Given request: In the entries below, find every line holding the string "task" and collect it.

Material provided:
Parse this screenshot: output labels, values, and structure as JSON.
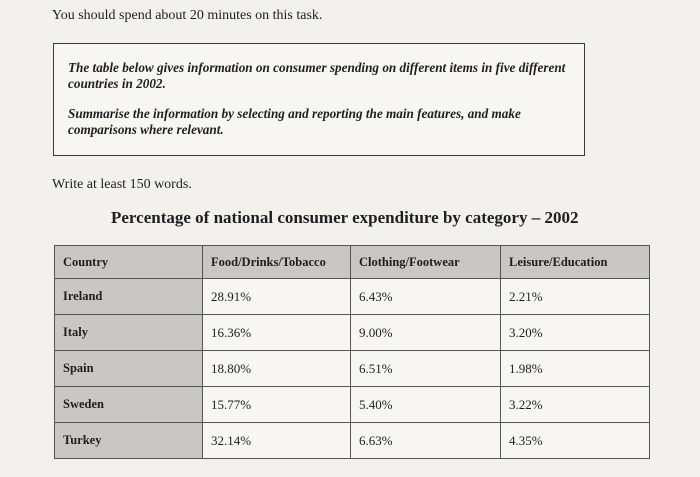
{
  "intro": "You should spend about 20 minutes on this task.",
  "task": {
    "paragraph1": "The table below gives information on consumer spending on different items in five different countries in 2002.",
    "paragraph2": "Summarise the information by selecting and reporting the main features, and make comparisons where relevant."
  },
  "word_limit": "Write at least 150 words.",
  "table": {
    "title": "Percentage of national consumer expenditure by category – 2002",
    "headers": [
      "Country",
      "Food/Drinks/Tobacco",
      "Clothing/Footwear",
      "Leisure/Education"
    ],
    "rows": [
      {
        "country": "Ireland",
        "food": "28.91%",
        "clothing": "6.43%",
        "leisure": "2.21%"
      },
      {
        "country": "Italy",
        "food": "16.36%",
        "clothing": "9.00%",
        "leisure": "3.20%"
      },
      {
        "country": "Spain",
        "food": "18.80%",
        "clothing": "6.51%",
        "leisure": "1.98%"
      },
      {
        "country": "Sweden",
        "food": "15.77%",
        "clothing": "5.40%",
        "leisure": "3.22%"
      },
      {
        "country": "Turkey",
        "food": "32.14%",
        "clothing": "6.63%",
        "leisure": "4.35%"
      }
    ]
  }
}
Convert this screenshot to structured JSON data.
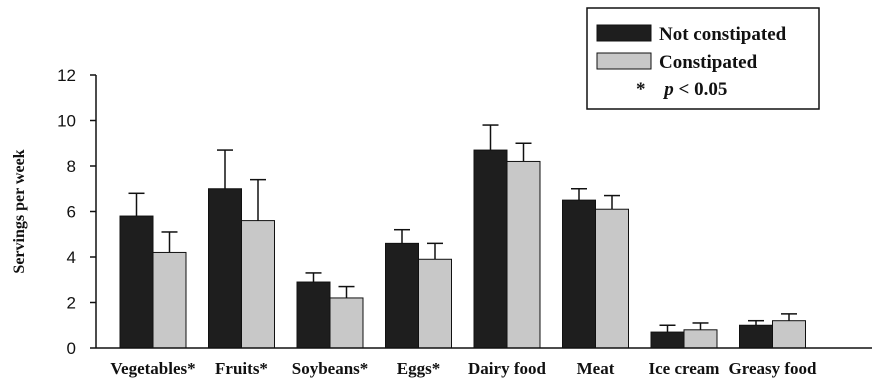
{
  "chart_data": {
    "type": "bar",
    "categories": [
      "Vegetables*",
      "Fruits*",
      "Soybeans*",
      "Eggs*",
      "Dairy food",
      "Meat",
      "Ice cream",
      "Greasy food"
    ],
    "series": [
      {
        "name": "Not constipated",
        "color": "#1e1e1e",
        "values": [
          5.8,
          7.0,
          2.9,
          4.6,
          8.7,
          6.5,
          0.7,
          1.0
        ],
        "errors": [
          1.0,
          1.7,
          0.4,
          0.6,
          1.1,
          0.5,
          0.3,
          0.2
        ]
      },
      {
        "name": "Constipated",
        "color": "#c8c8c8",
        "values": [
          4.2,
          5.6,
          2.2,
          3.9,
          8.2,
          6.1,
          0.8,
          1.2
        ],
        "errors": [
          0.9,
          1.8,
          0.5,
          0.7,
          0.8,
          0.6,
          0.3,
          0.3
        ]
      }
    ],
    "xlabel": "",
    "ylabel": "Servings per week",
    "ylim": [
      0,
      12
    ],
    "yticks": [
      "0",
      "2",
      "4",
      "6",
      "8",
      "10",
      "12"
    ],
    "legend": {
      "placement": "top-right",
      "note_symbol": "*",
      "note_p": "p",
      "note_rest": " < 0.05"
    }
  }
}
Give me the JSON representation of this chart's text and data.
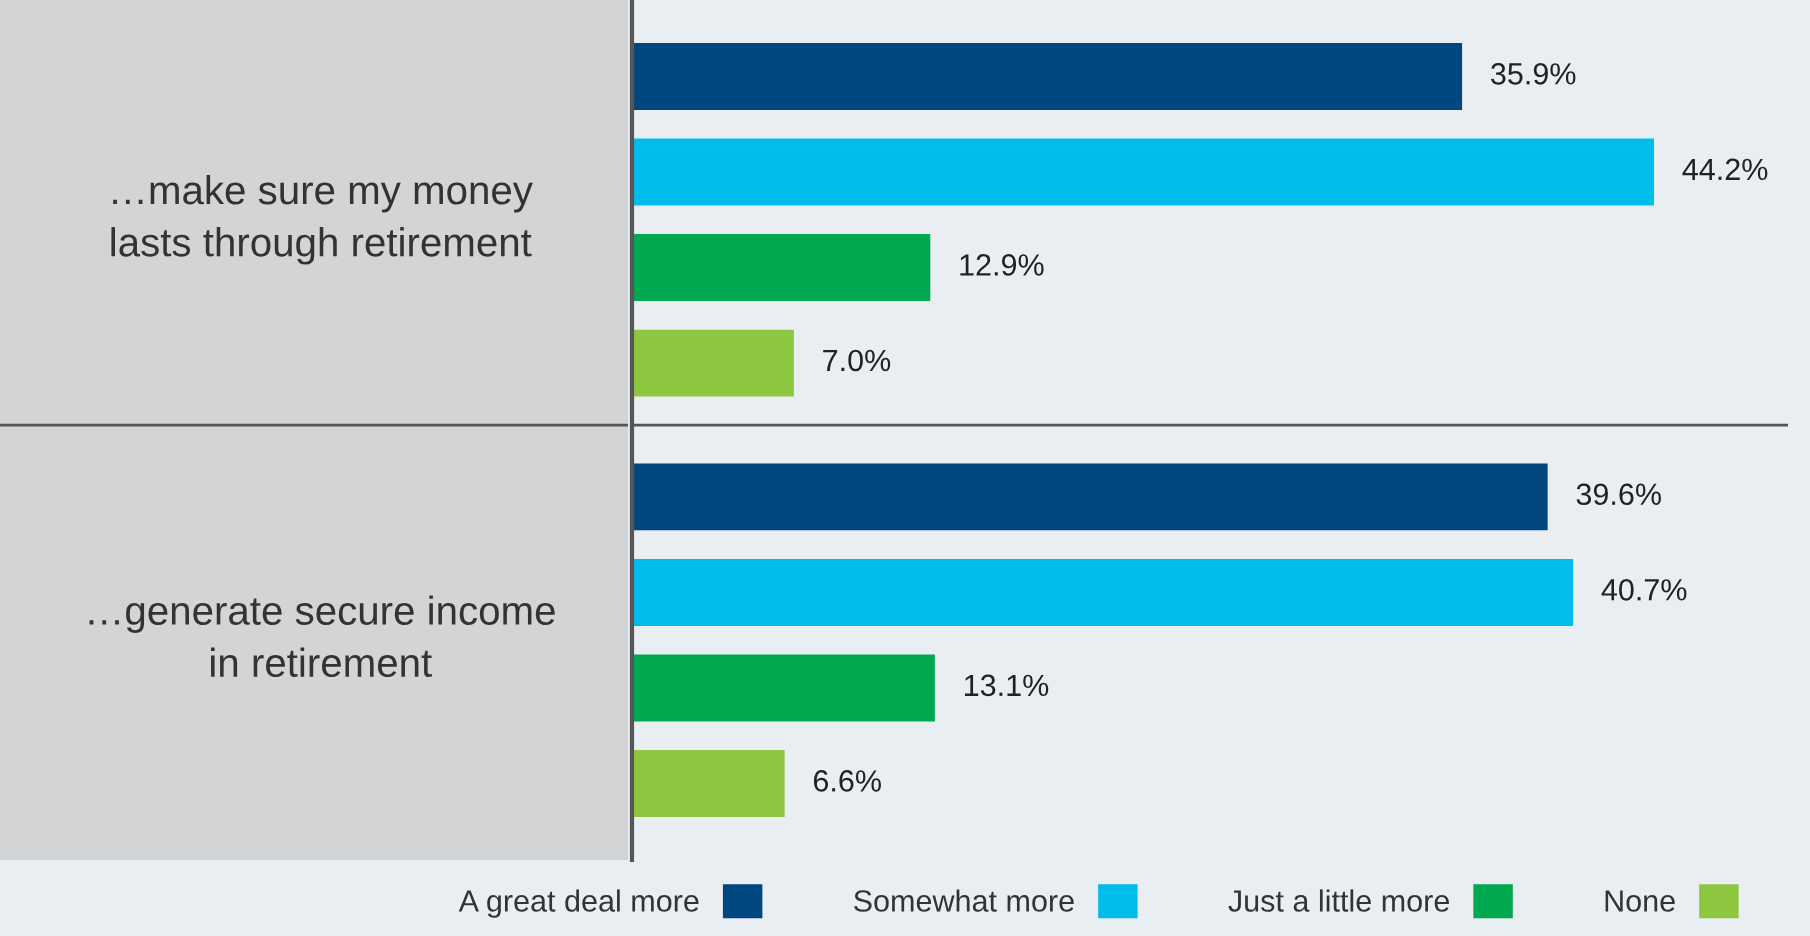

Full output:
  "intro": "You should spend about 20 minutes on this task.",
  "task": {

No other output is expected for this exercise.